» WORK TO DO: All entries should be output exactly as they stand.

* Begin DATA FOR PROCESSING *

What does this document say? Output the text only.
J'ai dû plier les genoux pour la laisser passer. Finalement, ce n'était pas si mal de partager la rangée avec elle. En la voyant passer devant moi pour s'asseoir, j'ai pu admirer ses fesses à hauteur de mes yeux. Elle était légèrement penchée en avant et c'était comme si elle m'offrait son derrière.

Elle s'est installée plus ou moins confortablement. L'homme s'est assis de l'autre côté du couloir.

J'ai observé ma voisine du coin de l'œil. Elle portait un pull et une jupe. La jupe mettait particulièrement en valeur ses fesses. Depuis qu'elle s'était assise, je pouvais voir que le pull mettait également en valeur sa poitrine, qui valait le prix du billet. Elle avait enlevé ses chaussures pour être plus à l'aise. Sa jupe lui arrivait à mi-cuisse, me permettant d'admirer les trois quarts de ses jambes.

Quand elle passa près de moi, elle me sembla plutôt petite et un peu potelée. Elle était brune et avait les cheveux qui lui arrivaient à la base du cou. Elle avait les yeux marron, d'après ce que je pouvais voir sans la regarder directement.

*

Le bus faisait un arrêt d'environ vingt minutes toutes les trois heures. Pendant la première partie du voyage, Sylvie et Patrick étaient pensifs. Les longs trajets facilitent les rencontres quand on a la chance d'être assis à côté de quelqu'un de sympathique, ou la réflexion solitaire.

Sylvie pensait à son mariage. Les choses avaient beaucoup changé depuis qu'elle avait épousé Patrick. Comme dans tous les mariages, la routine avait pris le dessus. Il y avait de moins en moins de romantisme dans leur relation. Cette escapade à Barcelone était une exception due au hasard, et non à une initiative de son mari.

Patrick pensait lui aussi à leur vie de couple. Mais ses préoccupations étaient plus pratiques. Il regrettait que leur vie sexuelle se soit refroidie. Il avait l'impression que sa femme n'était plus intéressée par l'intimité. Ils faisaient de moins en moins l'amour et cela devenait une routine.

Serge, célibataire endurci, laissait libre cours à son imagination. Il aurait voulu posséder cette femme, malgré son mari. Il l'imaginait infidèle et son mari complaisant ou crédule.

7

* End DATA FOR PROCESSING *

» CORRECT OUTPUT:
What does this document say? Output the text only.
J'ai dû plier les genoux pour la laisser passer. Finalement, ce n'était pas si mal de partager la rangée avec elle. En la voyant passer devant moi pour s'asseoir, j'ai pu admirer ses fesses à hauteur de mes yeux. Elle était légèrement penchée en avant et c'était comme si elle m'offrait son derrière.

Elle s'est installée plus ou moins confortablement. L'homme s'est assis de l'autre côté du couloir.

J'ai observé ma voisine du coin de l'œil. Elle portait un pull et une jupe. La jupe mettait particulièrement en valeur ses fesses. Depuis qu'elle s'était assise, je pouvais voir que le pull mettait également en valeur sa poitrine, qui valait le prix du billet. Elle avait enlevé ses chaussures pour être plus à l'aise. Sa jupe lui arrivait à mi-cuisse, me permettant d'admirer les trois quarts de ses jambes.

Quand elle passa près de moi, elle me sembla plutôt petite et un peu potelée. Elle était brune et avait les cheveux qui lui arrivaient à la base du cou. Elle avait les yeux marron, d'après ce que je pouvais voir sans la regarder directement.

*

Le bus faisait un arrêt d'environ vingt minutes toutes les trois heures. Pendant la première partie du voyage, Sylvie et Patrick étaient pensifs. Les longs trajets facilitent les rencontres quand on a la chance d'être assis à côté de quelqu'un de sympathique, ou la réflexion solitaire.

Sylvie pensait à son mariage. Les choses avaient beaucoup changé depuis qu'elle avait épousé Patrick. Comme dans tous les mariages, la routine avait pris le dessus. Il y avait de moins en moins de romantisme dans leur relation. Cette escapade à Barcelone était une exception due au hasard, et non à une initiative de son mari.

Patrick pensait lui aussi à leur vie de couple. Mais ses préoccupations étaient plus pratiques. Il regrettait que leur vie sexuelle se soit refroidie. Il avait l'impression que sa femme n'était plus intéressée par l'intimité. Ils faisaient de moins en moins l'amour et cela devenait une routine.

Serge, célibataire endurci, laissait libre cours à son imagination. Il aurait voulu posséder cette femme, malgré son mari. Il l'imaginait infidèle et son mari complaisant ou crédule.

7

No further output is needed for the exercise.